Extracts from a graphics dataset
- - -

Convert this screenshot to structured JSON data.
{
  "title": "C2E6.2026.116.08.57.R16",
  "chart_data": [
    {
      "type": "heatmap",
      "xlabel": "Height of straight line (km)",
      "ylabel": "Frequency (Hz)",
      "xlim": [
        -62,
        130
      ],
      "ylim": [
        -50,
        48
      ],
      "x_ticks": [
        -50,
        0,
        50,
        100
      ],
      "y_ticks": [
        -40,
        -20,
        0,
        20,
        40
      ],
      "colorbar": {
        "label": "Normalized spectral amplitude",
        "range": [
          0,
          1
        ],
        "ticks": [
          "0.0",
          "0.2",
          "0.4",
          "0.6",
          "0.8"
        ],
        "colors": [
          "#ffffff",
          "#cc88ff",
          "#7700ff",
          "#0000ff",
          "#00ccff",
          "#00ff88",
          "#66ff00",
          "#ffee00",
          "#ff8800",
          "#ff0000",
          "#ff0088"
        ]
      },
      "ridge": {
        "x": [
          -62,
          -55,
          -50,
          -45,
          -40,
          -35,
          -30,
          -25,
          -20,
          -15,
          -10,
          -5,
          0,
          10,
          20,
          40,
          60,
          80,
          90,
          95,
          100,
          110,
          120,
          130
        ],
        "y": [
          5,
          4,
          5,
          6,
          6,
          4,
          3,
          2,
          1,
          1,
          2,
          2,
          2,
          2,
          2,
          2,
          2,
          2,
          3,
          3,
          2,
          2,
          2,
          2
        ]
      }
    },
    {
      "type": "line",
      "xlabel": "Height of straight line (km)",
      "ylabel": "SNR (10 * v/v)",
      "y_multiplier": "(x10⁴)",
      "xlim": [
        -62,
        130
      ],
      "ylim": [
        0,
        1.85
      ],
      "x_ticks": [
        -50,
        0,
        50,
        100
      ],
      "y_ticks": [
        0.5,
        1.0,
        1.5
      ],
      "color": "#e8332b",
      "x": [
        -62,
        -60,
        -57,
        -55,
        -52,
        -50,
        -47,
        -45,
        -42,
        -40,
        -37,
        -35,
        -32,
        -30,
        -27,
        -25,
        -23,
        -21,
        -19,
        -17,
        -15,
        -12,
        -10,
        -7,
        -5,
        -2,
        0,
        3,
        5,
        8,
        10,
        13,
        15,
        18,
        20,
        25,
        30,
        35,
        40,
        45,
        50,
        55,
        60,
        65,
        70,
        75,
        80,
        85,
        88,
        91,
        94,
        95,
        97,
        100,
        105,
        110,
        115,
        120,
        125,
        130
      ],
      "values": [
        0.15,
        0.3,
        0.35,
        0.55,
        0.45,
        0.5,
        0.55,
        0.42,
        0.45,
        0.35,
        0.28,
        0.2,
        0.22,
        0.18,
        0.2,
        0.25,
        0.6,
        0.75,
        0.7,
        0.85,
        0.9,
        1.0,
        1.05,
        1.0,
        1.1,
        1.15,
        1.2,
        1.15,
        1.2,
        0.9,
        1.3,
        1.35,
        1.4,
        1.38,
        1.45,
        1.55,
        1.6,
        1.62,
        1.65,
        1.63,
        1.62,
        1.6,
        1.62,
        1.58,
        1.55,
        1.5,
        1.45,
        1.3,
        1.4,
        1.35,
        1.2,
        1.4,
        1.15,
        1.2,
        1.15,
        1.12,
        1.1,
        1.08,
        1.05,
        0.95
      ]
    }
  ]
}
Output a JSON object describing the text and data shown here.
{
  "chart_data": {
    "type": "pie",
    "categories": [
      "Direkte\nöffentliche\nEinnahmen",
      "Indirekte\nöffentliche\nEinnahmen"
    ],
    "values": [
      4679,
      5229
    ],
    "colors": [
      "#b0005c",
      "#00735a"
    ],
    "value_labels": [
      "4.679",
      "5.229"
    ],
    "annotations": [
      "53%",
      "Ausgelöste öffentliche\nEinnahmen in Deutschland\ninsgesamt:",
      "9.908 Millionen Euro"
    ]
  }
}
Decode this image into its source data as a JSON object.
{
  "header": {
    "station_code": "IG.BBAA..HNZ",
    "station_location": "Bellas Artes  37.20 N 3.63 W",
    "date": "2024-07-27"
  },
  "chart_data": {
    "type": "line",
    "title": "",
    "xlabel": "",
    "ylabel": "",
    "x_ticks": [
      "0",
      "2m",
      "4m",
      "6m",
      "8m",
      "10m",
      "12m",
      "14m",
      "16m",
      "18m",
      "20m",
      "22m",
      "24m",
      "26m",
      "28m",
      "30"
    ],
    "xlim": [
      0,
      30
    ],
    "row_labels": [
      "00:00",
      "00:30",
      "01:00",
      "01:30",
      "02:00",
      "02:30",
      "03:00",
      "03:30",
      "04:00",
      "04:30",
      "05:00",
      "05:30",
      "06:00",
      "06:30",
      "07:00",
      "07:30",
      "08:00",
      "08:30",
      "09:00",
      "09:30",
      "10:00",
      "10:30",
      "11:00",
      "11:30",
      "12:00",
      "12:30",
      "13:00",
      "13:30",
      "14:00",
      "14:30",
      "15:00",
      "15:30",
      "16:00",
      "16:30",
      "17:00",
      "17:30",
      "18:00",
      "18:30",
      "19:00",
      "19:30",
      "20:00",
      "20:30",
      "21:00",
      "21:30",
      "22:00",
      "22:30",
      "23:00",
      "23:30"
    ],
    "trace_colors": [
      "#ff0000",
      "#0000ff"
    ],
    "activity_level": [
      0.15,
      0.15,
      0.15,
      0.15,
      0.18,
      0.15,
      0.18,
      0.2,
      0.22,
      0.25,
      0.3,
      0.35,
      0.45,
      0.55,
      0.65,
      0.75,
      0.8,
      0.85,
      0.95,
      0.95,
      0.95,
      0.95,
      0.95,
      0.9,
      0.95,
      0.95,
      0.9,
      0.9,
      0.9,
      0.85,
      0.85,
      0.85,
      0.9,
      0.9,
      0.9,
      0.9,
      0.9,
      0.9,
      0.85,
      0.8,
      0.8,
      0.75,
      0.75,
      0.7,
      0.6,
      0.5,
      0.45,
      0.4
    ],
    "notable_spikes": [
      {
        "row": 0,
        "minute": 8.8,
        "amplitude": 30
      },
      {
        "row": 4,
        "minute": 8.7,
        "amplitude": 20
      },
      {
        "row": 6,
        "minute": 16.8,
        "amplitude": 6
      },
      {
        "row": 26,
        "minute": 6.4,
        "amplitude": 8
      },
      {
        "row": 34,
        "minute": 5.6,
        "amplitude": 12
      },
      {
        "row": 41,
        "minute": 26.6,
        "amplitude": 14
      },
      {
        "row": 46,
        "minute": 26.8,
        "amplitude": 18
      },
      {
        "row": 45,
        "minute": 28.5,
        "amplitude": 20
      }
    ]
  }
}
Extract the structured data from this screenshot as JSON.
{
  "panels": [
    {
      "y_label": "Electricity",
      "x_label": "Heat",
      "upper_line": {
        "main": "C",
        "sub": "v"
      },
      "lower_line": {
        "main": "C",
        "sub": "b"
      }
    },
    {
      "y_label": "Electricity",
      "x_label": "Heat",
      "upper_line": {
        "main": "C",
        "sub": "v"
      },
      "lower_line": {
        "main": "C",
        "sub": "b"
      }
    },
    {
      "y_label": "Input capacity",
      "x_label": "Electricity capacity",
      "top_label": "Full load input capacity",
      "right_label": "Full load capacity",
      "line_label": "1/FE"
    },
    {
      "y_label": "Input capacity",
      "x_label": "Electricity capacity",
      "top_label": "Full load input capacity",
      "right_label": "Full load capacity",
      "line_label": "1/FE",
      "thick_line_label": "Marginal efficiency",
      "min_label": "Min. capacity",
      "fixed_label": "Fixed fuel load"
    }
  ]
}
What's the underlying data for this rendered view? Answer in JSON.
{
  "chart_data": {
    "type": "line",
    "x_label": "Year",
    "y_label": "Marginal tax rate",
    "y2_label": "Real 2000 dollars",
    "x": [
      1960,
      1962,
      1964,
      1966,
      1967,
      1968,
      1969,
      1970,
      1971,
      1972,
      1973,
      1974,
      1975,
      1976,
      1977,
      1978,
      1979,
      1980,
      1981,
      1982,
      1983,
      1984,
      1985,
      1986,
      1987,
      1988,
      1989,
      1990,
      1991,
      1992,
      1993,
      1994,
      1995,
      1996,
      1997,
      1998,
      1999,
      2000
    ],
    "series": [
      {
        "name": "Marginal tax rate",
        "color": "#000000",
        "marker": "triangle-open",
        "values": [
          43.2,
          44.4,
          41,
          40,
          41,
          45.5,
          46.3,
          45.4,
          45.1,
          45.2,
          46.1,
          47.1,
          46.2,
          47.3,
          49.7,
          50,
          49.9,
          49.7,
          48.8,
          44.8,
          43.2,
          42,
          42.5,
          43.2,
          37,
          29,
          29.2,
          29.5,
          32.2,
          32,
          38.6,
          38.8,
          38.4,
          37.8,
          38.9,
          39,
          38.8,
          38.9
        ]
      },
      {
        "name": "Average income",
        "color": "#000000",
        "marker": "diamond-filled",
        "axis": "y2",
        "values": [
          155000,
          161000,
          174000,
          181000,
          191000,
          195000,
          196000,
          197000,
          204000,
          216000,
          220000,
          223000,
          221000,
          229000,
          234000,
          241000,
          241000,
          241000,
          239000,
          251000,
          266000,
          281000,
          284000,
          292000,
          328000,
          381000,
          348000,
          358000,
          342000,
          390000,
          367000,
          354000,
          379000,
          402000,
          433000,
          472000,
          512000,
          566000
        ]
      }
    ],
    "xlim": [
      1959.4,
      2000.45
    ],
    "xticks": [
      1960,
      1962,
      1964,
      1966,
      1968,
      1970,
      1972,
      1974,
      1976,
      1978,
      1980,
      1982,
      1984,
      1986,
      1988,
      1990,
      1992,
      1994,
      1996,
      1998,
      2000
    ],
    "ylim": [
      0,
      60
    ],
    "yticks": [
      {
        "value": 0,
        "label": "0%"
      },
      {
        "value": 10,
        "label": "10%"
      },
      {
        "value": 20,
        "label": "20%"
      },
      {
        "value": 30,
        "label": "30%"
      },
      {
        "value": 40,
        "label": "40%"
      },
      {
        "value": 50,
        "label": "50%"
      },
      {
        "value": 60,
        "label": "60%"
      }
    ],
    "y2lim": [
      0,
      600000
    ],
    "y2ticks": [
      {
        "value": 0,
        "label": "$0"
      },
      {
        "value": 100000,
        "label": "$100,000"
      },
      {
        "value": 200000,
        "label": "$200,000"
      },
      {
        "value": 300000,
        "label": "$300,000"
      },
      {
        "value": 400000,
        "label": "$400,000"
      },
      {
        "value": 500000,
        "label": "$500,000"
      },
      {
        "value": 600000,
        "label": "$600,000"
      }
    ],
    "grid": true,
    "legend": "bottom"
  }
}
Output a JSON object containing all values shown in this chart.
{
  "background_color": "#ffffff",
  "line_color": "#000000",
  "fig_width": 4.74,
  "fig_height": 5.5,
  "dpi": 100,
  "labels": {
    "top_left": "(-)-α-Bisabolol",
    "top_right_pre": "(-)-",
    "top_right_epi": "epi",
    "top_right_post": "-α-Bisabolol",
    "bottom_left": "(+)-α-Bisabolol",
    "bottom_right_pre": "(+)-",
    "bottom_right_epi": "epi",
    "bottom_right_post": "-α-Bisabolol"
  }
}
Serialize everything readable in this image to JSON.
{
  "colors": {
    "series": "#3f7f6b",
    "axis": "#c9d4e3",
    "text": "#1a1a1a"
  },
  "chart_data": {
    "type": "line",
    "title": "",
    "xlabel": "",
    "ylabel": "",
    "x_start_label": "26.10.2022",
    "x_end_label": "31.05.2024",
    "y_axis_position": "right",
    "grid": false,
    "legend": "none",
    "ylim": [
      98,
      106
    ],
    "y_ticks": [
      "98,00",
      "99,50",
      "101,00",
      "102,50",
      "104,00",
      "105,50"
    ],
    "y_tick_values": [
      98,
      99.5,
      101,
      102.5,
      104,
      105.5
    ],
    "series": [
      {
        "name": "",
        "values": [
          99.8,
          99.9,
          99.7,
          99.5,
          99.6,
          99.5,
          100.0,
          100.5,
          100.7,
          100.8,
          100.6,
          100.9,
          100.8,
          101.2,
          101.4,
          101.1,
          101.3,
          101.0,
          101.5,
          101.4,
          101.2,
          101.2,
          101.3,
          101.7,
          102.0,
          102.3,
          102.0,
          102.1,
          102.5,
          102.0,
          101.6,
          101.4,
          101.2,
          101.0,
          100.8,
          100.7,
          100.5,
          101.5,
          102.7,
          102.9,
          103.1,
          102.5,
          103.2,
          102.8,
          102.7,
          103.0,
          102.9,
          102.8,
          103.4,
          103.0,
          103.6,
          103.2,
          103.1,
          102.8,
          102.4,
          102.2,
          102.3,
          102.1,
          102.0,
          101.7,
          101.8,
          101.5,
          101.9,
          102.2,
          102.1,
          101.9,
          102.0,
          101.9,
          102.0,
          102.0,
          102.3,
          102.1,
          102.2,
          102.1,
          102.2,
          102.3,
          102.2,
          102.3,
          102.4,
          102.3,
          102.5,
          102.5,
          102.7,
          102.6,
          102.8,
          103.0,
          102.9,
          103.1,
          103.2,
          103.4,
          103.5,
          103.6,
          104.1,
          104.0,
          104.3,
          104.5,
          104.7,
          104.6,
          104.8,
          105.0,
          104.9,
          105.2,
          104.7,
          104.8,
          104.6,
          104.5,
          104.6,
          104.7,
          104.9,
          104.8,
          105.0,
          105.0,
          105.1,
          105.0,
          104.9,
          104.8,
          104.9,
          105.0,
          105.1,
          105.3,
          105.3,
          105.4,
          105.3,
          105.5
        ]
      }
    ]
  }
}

- - -

* [Problem description] Determine how many lines in the records contain "nEinnahmen", and reply with the number only.

* [Output below] 3